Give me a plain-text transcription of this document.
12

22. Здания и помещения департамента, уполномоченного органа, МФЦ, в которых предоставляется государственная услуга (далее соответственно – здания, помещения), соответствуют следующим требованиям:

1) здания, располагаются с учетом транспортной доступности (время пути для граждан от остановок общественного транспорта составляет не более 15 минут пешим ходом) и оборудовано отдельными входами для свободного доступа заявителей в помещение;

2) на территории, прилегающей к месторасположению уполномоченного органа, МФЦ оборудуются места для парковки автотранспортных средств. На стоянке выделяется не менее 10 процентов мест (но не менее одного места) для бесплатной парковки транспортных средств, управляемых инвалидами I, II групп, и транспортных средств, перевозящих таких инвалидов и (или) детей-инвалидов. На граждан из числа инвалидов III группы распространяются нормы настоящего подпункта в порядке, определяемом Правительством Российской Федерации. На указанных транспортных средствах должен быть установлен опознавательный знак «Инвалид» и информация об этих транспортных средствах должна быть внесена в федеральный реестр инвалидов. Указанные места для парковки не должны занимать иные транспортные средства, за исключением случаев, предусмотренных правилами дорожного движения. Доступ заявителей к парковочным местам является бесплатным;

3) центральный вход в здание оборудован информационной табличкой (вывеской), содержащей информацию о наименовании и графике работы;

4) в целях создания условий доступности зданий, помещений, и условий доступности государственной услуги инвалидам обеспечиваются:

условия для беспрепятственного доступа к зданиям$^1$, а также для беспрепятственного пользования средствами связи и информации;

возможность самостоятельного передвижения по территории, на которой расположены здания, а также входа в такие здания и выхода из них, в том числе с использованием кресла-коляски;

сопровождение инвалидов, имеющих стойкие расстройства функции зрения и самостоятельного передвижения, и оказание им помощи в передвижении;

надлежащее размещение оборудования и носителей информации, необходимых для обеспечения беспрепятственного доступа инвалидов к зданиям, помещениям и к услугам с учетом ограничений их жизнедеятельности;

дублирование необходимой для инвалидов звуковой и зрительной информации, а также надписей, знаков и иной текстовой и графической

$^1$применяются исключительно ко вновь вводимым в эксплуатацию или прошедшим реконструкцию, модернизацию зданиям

********

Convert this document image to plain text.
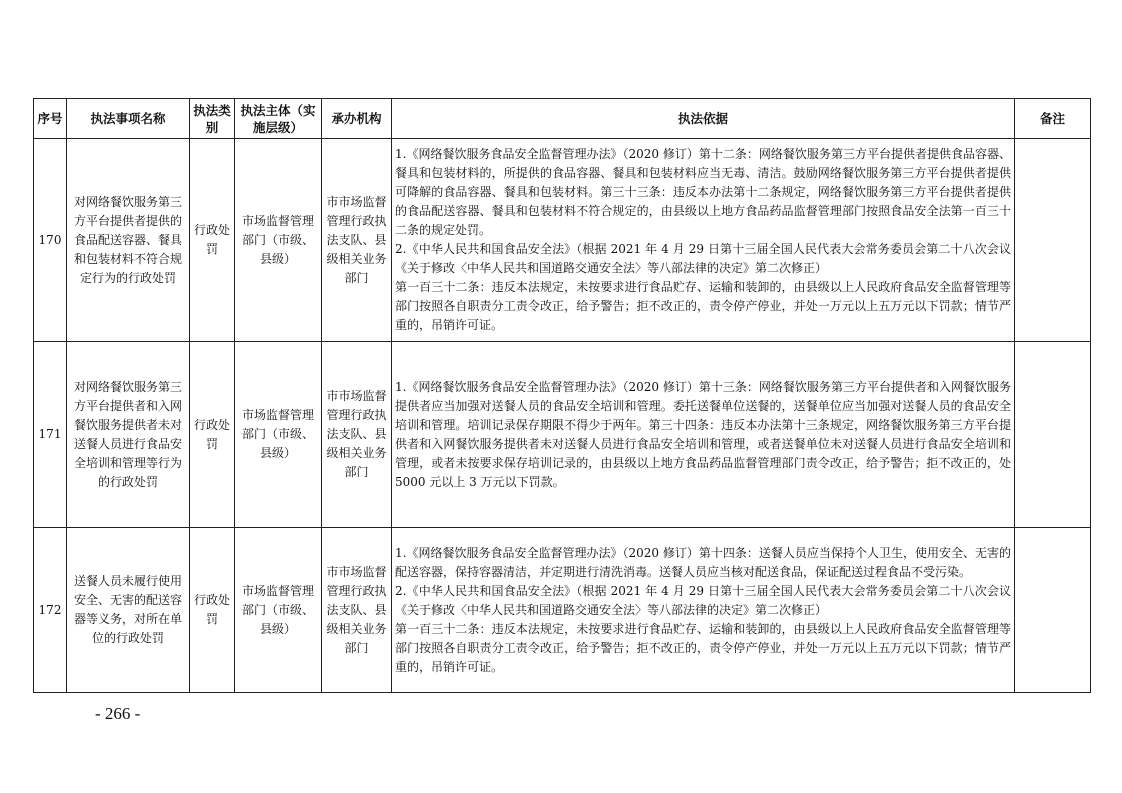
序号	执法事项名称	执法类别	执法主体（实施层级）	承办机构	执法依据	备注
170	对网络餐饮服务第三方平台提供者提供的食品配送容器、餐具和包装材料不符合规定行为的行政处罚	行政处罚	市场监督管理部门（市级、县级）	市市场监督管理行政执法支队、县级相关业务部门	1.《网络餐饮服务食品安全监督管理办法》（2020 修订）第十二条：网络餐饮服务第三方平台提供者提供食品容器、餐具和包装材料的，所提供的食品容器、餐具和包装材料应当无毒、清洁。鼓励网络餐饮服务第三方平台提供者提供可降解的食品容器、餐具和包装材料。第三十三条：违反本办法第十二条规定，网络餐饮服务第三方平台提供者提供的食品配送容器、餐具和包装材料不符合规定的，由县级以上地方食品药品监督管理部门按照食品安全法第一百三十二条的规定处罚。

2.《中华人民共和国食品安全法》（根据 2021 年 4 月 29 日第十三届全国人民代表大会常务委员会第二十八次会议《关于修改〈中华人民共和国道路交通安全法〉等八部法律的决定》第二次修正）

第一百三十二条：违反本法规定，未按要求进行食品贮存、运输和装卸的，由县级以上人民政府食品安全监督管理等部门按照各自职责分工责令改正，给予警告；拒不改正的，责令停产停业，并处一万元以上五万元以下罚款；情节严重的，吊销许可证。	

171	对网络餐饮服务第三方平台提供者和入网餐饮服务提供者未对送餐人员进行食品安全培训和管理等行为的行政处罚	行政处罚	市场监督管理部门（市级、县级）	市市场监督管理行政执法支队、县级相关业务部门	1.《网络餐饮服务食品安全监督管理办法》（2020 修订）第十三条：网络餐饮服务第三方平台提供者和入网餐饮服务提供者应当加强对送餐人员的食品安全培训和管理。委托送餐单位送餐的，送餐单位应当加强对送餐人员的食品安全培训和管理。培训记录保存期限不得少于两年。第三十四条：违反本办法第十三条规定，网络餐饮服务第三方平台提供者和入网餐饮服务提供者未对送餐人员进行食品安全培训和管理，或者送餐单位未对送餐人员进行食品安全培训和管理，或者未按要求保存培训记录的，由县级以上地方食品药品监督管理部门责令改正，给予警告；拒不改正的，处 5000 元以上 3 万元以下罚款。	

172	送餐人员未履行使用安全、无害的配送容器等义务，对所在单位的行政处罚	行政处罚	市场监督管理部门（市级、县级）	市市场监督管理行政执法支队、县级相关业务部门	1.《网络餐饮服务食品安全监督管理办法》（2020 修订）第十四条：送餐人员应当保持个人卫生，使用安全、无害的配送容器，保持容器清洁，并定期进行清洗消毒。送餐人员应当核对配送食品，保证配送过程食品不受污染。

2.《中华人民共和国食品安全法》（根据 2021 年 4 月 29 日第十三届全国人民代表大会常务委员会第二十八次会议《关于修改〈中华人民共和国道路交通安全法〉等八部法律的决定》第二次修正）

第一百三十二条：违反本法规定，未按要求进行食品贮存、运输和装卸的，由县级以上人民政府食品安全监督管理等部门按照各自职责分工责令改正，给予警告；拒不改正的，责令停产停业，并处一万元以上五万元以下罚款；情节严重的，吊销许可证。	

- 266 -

********

> Problem description: Say how many lines in this material hold "беспрепятственного", and say nothing else.

> Answer for this exercise: 2